[Data items]
——————————

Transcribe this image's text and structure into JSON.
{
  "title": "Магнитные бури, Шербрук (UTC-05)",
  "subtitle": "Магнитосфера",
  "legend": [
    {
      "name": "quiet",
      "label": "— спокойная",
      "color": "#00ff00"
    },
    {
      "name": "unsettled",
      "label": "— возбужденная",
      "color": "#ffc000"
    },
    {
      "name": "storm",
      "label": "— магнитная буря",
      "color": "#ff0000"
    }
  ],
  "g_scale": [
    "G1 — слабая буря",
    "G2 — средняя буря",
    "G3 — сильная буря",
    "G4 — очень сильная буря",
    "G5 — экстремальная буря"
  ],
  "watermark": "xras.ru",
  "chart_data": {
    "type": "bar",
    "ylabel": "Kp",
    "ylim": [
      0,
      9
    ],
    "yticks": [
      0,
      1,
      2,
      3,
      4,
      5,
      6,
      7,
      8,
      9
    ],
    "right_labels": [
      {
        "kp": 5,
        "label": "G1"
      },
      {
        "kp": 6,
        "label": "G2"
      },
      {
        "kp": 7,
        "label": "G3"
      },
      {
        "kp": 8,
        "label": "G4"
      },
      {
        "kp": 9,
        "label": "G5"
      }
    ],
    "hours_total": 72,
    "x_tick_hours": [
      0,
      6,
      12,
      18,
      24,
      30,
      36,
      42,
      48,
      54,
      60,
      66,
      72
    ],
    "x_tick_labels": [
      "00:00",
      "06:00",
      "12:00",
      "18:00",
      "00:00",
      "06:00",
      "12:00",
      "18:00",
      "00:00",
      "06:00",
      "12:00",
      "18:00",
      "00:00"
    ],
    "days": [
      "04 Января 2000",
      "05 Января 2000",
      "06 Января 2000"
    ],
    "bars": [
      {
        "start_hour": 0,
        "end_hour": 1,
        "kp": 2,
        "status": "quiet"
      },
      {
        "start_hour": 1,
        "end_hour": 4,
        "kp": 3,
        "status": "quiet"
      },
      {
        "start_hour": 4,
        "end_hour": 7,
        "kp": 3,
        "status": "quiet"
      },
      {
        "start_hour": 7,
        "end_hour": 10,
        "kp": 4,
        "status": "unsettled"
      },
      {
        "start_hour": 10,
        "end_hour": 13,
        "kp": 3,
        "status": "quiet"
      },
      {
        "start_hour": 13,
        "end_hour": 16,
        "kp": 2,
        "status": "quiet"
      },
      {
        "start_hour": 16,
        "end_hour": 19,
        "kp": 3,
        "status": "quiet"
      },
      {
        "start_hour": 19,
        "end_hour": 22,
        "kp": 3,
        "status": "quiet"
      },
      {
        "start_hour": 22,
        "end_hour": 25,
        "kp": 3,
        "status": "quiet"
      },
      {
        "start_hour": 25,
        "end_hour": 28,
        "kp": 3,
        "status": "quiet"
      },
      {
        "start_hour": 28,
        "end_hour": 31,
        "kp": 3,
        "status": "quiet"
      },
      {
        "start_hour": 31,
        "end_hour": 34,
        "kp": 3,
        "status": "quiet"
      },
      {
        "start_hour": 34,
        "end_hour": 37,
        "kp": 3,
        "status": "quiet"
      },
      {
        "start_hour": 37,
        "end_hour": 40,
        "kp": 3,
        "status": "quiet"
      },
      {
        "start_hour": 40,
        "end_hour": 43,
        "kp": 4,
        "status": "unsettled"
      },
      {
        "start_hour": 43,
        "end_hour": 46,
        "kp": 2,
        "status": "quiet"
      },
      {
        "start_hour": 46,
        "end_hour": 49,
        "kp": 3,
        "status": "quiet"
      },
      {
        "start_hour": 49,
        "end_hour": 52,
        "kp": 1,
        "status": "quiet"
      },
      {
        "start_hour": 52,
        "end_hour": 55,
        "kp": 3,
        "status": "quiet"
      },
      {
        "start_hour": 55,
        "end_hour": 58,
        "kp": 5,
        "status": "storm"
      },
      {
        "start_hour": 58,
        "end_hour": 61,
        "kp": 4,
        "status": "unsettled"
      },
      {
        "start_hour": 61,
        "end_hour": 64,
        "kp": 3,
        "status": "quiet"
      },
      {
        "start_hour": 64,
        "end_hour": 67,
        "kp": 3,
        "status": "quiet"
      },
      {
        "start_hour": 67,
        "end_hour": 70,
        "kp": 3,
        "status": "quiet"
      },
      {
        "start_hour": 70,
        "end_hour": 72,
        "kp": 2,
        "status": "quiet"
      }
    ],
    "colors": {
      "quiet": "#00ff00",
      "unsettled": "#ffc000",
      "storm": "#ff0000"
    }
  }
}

——————————

> _WHAT TO PRODUCE_
Copy out all of the data exactly, leaving nothing out.

> _WRITTEN ANSWER_
Transcribe this image's text and structure into JSON.
{
  "title": "Магнитные бури, Шербрук (UTC-05)",
  "subtitle": "Магнитосфера",
  "legend": [
    {
      "name": "quiet",
      "label": "— спокойная",
      "color": "#00ff00"
    },
    {
      "name": "unsettled",
      "label": "— возбужденная",
      "color": "#ffc000"
    },
    {
      "name": "storm",
      "label": "— магнитная буря",
      "color": "#ff0000"
    }
  ],
  "g_scale": [
    "G1 — слабая буря",
    "G2 — средняя буря",
    "G3 — сильная буря",
    "G4 — очень сильная буря",
    "G5 — экстремальная буря"
  ],
  "watermark": "xras.ru",
  "chart_data": {
    "type": "bar",
    "ylabel": "Kp",
    "ylim": [
      0,
      9
    ],
    "yticks": [
      0,
      1,
      2,
      3,
      4,
      5,
      6,
      7,
      8,
      9
    ],
    "right_labels": [
      {
        "kp": 5,
        "label": "G1"
      },
      {
        "kp": 6,
        "label": "G2"
      },
      {
        "kp": 7,
        "label": "G3"
      },
      {
        "kp": 8,
        "label": "G4"
      },
      {
        "kp": 9,
        "label": "G5"
      }
    ],
    "hours_total": 72,
    "x_tick_hours": [
      0,
      6,
      12,
      18,
      24,
      30,
      36,
      42,
      48,
      54,
      60,
      66,
      72
    ],
    "x_tick_labels": [
      "00:00",
      "06:00",
      "12:00",
      "18:00",
      "00:00",
      "06:00",
      "12:00",
      "18:00",
      "00:00",
      "06:00",
      "12:00",
      "18:00",
      "00:00"
    ],
    "days": [
      "04 Января 2000",
      "05 Января 2000",
      "06 Января 2000"
    ],
    "bars": [
      {
        "start_hour": 0,
        "end_hour": 1,
        "kp": 2,
        "status": "quiet"
      },
      {
        "start_hour": 1,
        "end_hour": 4,
        "kp": 3,
        "status": "quiet"
      },
      {
        "start_hour": 4,
        "end_hour": 7,
        "kp": 3,
        "status": "quiet"
      },
      {
        "start_hour": 7,
        "end_hour": 10,
        "kp": 4,
        "status": "unsettled"
      },
      {
        "start_hour": 10,
        "end_hour": 13,
        "kp": 3,
        "status": "quiet"
      },
      {
        "start_hour": 13,
        "end_hour": 16,
        "kp": 2,
        "status": "quiet"
      },
      {
        "start_hour": 16,
        "end_hour": 19,
        "kp": 3,
        "status": "quiet"
      },
      {
        "start_hour": 19,
        "end_hour": 22,
        "kp": 3,
        "status": "quiet"
      },
      {
        "start_hour": 22,
        "end_hour": 25,
        "kp": 3,
        "status": "quiet"
      },
      {
        "start_hour": 25,
        "end_hour": 28,
        "kp": 3,
        "status": "quiet"
      },
      {
        "start_hour": 28,
        "end_hour": 31,
        "kp": 3,
        "status": "quiet"
      },
      {
        "start_hour": 31,
        "end_hour": 34,
        "kp": 3,
        "status": "quiet"
      },
      {
        "start_hour": 34,
        "end_hour": 37,
        "kp": 3,
        "status": "quiet"
      },
      {
        "start_hour": 37,
        "end_hour": 40,
        "kp": 3,
        "status": "quiet"
      },
      {
        "start_hour": 40,
        "end_hour": 43,
        "kp": 4,
        "status": "unsettled"
      },
      {
        "start_hour": 43,
        "end_hour": 46,
        "kp": 2,
        "status": "quiet"
      },
      {
        "start_hour": 46,
        "end_hour": 49,
        "kp": 3,
        "status": "quiet"
      },
      {
        "start_hour": 49,
        "end_hour": 52,
        "kp": 1,
        "status": "quiet"
      },
      {
        "start_hour": 52,
        "end_hour": 55,
        "kp": 3,
        "status": "quiet"
      },
      {
        "start_hour": 55,
        "end_hour": 58,
        "kp": 5,
        "status": "storm"
      },
      {
        "start_hour": 58,
        "end_hour": 61,
        "kp": 4,
        "status": "unsettled"
      },
      {
        "start_hour": 61,
        "end_hour": 64,
        "kp": 3,
        "status": "quiet"
      },
      {
        "start_hour": 64,
        "end_hour": 67,
        "kp": 3,
        "status": "quiet"
      },
      {
        "start_hour": 67,
        "end_hour": 70,
        "kp": 3,
        "status": "quiet"
      },
      {
        "start_hour": 70,
        "end_hour": 72,
        "kp": 2,
        "status": "quiet"
      }
    ],
    "colors": {
      "quiet": "#00ff00",
      "unsettled": "#ffc000",
      "storm": "#ff0000"
    }
  }
}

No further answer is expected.